-------- Supplied information --------
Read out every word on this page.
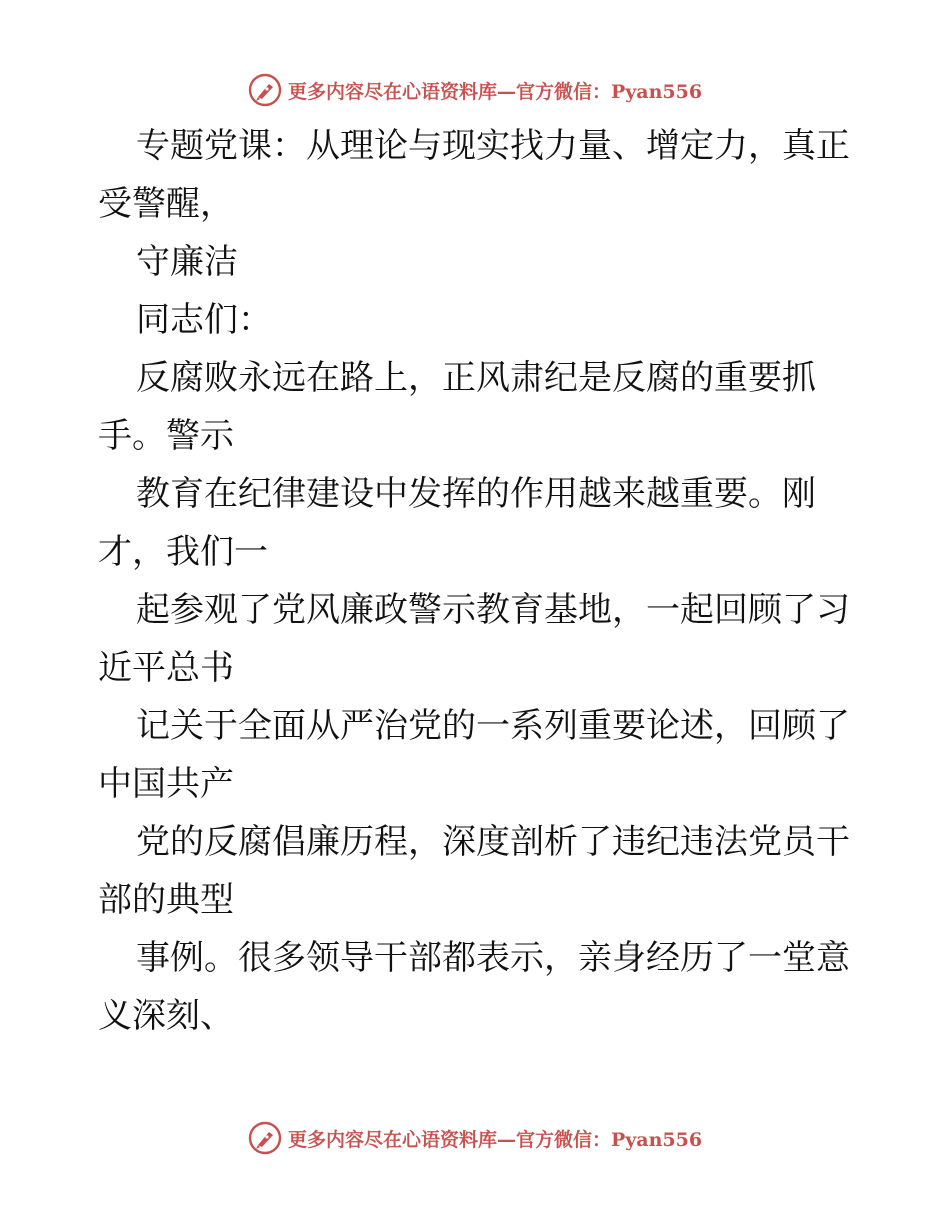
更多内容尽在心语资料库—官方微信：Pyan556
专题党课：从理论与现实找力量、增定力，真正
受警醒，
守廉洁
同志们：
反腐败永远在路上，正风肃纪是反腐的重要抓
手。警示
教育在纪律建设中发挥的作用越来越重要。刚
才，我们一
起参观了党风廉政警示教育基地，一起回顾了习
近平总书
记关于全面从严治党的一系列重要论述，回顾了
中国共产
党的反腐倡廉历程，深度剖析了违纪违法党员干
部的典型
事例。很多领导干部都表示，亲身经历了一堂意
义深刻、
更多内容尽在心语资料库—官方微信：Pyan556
--------
Nothing in the entries should change as you copy them, except that the pictures are left out.

Read out every word on this page.
更多内容尽在心语资料库—官方微信：Pyan556
专题党课：从理论与现实找力量、增定力，真正
受警醒，
守廉洁
同志们：
反腐败永远在路上，正风肃纪是反腐的重要抓
手。警示
教育在纪律建设中发挥的作用越来越重要。刚
才，我们一
起参观了党风廉政警示教育基地，一起回顾了习
近平总书
记关于全面从严治党的一系列重要论述，回顾了
中国共产
党的反腐倡廉历程，深度剖析了违纪违法党员干
部的典型
事例。很多领导干部都表示，亲身经历了一堂意
义深刻、
更多内容尽在心语资料库—官方微信：Pyan556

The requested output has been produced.